Set exercise 1: Can you print the passage on unfair algorithms word for word, starting with "Algorithms being unfair" and going on through "into unfair algorithms."?
Set exercise 2: Could you output the rows verbatim, starting with the very first row and going on through the line with "coastline-layer: [85, 31, 460, 385]", including that line?

Source extract:
———

Relevance for the boardroom
No matter how accurate algorithms might be, if they rely on incomplete data or are overly biased, they can produce results that feel unfair, and correcting this tendency is not merely a technical problem, says Rogier. Apart from eliminating unfair outcomes, there are plenty of other reasons for boardrooms to address this problem. “There are laws and legislation to comply with, so organizations can face fines or lose goodwill if they make a mistake. Besides, you can miss out on major opportunities as a result of overly conservative algorithms, for example if they only focus on the same target demographics that were approached in the past.
Algorithms being unfair
As we have explained earlier in our insight on challenges in Data Science, algorithms cannot – in themselves – be unfair, per-se, but machine learning models are only as smart as the data they have been trained on. Simply put, algorithms convert input (data) into output, which essentially means that they replicate historical data. As this data might be biased, it will translate into unfair algorithms.
Data can for instance be biased with respect to certain groups of people, and if they are, an accurate algorithm will continue to discriminate against these groups. Even with honest data, predictions about minority groups could still be inaccurate, Rogier warns. “It is a simple statistical fact that less can be said about small groups, and this is more likely to have negative consequences than positive ones. In a naive approach, algorithms will rely less on minority groups in the process of producing output, because they are not as well represented in the data.”

———

Material provided:

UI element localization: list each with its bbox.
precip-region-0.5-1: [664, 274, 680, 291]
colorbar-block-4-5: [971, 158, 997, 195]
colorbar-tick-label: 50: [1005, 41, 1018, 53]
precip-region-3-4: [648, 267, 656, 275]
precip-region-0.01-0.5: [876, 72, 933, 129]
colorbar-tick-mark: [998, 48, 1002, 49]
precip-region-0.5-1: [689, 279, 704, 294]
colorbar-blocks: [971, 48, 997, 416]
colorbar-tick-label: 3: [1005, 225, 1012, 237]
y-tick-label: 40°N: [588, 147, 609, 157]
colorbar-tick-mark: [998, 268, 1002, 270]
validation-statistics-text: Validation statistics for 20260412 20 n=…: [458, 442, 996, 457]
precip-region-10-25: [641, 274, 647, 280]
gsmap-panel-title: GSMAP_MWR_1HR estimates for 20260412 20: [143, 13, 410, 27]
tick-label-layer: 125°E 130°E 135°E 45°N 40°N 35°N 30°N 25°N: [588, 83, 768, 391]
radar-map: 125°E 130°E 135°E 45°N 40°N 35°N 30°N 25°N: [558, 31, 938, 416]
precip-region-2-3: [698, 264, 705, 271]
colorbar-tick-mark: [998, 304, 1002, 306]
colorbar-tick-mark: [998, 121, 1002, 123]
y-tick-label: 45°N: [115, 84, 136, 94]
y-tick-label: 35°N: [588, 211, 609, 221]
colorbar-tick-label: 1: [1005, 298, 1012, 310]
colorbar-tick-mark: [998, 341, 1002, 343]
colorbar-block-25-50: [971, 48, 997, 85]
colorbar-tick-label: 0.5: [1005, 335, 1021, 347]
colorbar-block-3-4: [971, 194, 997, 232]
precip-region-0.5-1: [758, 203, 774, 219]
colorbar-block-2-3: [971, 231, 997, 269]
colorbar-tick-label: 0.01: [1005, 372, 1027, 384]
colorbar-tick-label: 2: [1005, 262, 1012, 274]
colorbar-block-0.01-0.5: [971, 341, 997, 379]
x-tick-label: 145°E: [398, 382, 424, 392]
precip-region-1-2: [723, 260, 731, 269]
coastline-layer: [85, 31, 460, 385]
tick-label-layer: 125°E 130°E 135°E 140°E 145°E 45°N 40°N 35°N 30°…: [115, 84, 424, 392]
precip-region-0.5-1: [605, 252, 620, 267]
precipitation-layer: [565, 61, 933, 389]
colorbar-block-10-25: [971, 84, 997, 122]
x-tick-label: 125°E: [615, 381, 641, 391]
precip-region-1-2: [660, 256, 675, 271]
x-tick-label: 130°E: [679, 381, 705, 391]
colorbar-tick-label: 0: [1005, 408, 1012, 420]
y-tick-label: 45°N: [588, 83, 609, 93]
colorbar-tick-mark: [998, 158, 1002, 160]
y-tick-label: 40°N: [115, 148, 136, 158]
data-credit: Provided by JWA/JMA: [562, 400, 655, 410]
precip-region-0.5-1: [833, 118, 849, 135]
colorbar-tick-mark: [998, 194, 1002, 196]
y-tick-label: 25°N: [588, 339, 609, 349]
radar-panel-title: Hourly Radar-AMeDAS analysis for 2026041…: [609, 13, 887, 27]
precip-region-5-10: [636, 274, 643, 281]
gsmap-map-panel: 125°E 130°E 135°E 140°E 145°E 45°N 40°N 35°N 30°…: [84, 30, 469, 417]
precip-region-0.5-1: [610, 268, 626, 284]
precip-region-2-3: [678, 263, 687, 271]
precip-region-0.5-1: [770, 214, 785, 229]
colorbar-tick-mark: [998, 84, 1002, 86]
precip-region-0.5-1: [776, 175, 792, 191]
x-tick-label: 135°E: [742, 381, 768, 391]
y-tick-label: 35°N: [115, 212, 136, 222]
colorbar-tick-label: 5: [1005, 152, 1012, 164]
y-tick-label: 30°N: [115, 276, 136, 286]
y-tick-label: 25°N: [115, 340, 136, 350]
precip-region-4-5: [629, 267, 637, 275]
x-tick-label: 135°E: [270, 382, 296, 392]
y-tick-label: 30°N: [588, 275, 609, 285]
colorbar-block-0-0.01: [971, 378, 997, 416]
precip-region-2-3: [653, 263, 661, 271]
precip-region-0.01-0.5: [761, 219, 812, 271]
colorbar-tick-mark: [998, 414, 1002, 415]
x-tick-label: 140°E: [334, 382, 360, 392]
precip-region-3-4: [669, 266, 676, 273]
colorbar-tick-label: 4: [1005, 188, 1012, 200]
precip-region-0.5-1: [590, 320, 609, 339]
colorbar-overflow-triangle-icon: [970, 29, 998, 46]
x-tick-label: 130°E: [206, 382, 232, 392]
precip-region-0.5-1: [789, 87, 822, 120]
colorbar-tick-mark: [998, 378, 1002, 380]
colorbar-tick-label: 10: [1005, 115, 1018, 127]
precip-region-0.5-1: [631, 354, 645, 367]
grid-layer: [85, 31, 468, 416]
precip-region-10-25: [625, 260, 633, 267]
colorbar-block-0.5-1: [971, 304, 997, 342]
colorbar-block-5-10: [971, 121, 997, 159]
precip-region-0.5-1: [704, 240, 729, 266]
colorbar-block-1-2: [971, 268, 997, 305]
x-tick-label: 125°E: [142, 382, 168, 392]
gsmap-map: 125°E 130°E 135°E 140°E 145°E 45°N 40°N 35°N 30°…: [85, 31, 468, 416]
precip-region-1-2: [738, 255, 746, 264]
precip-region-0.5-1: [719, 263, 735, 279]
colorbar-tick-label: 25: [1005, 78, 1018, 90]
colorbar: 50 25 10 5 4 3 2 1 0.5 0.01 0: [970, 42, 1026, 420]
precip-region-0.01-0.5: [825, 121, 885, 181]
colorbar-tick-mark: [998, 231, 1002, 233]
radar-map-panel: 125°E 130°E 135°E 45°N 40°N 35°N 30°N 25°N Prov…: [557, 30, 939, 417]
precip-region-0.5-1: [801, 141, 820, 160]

———

Finished answer 1:
Algorithms being unfair
As we have explained earlier in our insight on challenges in Data Science, algorithms cannot – in themselves – be unfair, per-se, but machine learning models are only as smart as the data they have been trained on. Simply put, algorithms convert input (data) into output, which essentially means that they replicate historical data. As this data might be biased, it will translate into unfair algorithms.

Finished answer 2:
UI element localization: list each with its bbox.
precip-region-0.5-1: [664, 274, 680, 291]
colorbar-block-4-5: [971, 158, 997, 195]
colorbar-tick-label: 50: [1005, 41, 1018, 53]
precip-region-3-4: [648, 267, 656, 275]
precip-region-0.01-0.5: [876, 72, 933, 129]
colorbar-tick-mark: [998, 48, 1002, 49]
precip-region-0.5-1: [689, 279, 704, 294]
colorbar-blocks: [971, 48, 997, 416]
colorbar-tick-label: 3: [1005, 225, 1012, 237]
y-tick-label: 40°N: [588, 147, 609, 157]
colorbar-tick-mark: [998, 268, 1002, 270]
validation-statistics-text: Validation statistics for 20260412 20 n=…: [458, 442, 996, 457]
precip-region-10-25: [641, 274, 647, 280]
gsmap-panel-title: GSMAP_MWR_1HR estimates for 20260412 20: [143, 13, 410, 27]
tick-label-layer: 125°E 130°E 135°E 45°N 40°N 35°N 30°N 25°N: [588, 83, 768, 391]
radar-map: 125°E 130°E 135°E 45°N 40°N 35°N 30°N 25°N: [558, 31, 938, 416]
precip-region-2-3: [698, 264, 705, 271]
colorbar-tick-mark: [998, 304, 1002, 306]
colorbar-tick-mark: [998, 121, 1002, 123]
y-tick-label: 45°N: [115, 84, 136, 94]
y-tick-label: 35°N: [588, 211, 609, 221]
colorbar-tick-label: 1: [1005, 298, 1012, 310]
colorbar-tick-mark: [998, 341, 1002, 343]
colorbar-block-25-50: [971, 48, 997, 85]
colorbar-tick-label: 0.5: [1005, 335, 1021, 347]
colorbar-block-3-4: [971, 194, 997, 232]
precip-region-0.5-1: [758, 203, 774, 219]
colorbar-block-2-3: [971, 231, 997, 269]
colorbar-tick-label: 0.01: [1005, 372, 1027, 384]
colorbar-tick-label: 2: [1005, 262, 1012, 274]
colorbar-block-0.01-0.5: [971, 341, 997, 379]
x-tick-label: 145°E: [398, 382, 424, 392]
precip-region-1-2: [723, 260, 731, 269]
coastline-layer: [85, 31, 460, 385]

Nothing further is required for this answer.